--- begin Recorded information ---

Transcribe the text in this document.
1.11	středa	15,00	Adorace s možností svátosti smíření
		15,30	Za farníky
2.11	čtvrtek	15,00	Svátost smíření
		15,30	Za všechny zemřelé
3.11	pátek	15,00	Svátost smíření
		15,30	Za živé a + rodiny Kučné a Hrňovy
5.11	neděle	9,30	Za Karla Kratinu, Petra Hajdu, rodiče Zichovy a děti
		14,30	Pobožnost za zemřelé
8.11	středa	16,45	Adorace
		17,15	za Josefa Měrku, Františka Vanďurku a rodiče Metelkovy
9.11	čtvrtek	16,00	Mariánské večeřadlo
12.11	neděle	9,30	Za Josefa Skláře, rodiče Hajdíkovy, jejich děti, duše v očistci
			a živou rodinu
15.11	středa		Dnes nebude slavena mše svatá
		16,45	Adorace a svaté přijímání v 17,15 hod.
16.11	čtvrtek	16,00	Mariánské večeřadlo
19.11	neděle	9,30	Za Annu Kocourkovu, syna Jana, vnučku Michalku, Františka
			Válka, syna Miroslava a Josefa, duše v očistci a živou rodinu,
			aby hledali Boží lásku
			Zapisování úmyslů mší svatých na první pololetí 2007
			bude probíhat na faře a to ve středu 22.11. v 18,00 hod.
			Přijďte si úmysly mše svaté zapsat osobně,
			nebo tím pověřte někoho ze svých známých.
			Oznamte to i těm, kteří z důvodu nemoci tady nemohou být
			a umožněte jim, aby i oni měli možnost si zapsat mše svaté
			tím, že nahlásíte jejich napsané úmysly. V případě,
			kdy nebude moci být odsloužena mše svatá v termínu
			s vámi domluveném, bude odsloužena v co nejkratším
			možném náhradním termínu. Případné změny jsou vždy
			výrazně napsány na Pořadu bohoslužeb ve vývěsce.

--- end Recorded information ---

> What you have to do
Each entry above needs to be retyped exactly.

> Problem solution
Transcribe the text in this document.
1.11	středa	15,00	Adorace s možností svátosti smíření
		15,30	Za farníky
2.11	čtvrtek	15,00	Svátost smíření
		15,30	Za všechny zemřelé
3.11	pátek	15,00	Svátost smíření
		15,30	Za živé a + rodiny Kučné a Hrňovy
5.11	neděle	9,30	Za Karla Kratinu, Petra Hajdu, rodiče Zichovy a děti
		14,30	Pobožnost za zemřelé
8.11	středa	16,45	Adorace
		17,15	za Josefa Měrku, Františka Vanďurku a rodiče Metelkovy
9.11	čtvrtek	16,00	Mariánské večeřadlo
12.11	neděle	9,30	Za Josefa Skláře, rodiče Hajdíkovy, jejich děti, duše v očistci
			a živou rodinu
15.11	středa		Dnes nebude slavena mše svatá
		16,45	Adorace a svaté přijímání v 17,15 hod.
16.11	čtvrtek	16,00	Mariánské večeřadlo
19.11	neděle	9,30	Za Annu Kocourkovu, syna Jana, vnučku Michalku, Františka
			Válka, syna Miroslava a Josefa, duše v očistci a živou rodinu,
			aby hledali Boží lásku
			Zapisování úmyslů mší svatých na první pololetí 2007
			bude probíhat na faře a to ve středu 22.11. v 18,00 hod.
			Přijďte si úmysly mše svaté zapsat osobně,
			nebo tím pověřte někoho ze svých známých.
			Oznamte to i těm, kteří z důvodu nemoci tady nemohou být
			a umožněte jim, aby i oni měli možnost si zapsat mše svaté
			tím, že nahlásíte jejich napsané úmysly. V případě,
			kdy nebude moci být odsloužena mše svatá v termínu
			s vámi domluveném, bude odsloužena v co nejkratším
			možném náhradním termínu. Případné změny jsou vždy
			výrazně napsány na Pořadu bohoslužeb ve vývěsce.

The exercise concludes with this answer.